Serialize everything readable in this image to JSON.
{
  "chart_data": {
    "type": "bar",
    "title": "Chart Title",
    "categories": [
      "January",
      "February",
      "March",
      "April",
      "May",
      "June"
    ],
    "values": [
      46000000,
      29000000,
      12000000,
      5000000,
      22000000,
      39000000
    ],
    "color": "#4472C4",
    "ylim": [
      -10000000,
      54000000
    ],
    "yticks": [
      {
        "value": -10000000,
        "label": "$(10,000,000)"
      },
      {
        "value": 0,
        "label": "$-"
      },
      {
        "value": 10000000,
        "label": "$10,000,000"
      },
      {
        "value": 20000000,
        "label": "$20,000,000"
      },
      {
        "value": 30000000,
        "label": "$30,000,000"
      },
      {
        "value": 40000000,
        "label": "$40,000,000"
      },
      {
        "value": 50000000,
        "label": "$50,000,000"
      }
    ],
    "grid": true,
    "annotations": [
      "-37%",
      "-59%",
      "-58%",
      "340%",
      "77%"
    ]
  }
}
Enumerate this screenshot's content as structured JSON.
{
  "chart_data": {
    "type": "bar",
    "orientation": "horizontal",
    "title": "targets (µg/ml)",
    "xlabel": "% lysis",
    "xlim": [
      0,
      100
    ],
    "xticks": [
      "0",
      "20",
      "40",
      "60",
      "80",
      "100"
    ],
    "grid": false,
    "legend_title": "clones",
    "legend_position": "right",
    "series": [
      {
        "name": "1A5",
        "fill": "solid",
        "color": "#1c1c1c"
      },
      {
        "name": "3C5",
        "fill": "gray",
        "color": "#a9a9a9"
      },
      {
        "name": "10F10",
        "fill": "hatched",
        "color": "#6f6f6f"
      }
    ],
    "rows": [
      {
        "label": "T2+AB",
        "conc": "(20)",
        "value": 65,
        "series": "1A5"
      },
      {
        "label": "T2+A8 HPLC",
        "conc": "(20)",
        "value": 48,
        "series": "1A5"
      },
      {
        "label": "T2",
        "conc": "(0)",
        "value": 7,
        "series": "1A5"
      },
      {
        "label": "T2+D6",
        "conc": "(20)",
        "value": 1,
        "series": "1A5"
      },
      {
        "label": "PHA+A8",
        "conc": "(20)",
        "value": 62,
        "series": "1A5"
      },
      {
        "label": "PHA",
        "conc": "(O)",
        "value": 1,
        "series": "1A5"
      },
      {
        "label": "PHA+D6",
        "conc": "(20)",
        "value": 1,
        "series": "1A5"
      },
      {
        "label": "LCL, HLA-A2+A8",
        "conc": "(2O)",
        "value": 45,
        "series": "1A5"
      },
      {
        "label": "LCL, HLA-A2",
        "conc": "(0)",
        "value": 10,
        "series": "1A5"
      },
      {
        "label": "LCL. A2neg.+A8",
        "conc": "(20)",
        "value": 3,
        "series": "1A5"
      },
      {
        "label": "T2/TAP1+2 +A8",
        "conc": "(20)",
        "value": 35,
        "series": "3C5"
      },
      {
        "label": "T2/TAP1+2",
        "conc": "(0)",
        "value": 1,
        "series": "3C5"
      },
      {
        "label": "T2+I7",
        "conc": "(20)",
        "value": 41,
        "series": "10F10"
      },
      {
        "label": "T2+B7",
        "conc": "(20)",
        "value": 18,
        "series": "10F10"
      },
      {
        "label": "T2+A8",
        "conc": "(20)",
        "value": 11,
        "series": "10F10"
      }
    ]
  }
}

* * *

Required task – Copy out every line of the data that includes the word "color".

Task output –
    "color": "#4472C4",
        "color": "#1c1c1c"
        "color": "#a9a9a9"
        "color": "#6f6f6f"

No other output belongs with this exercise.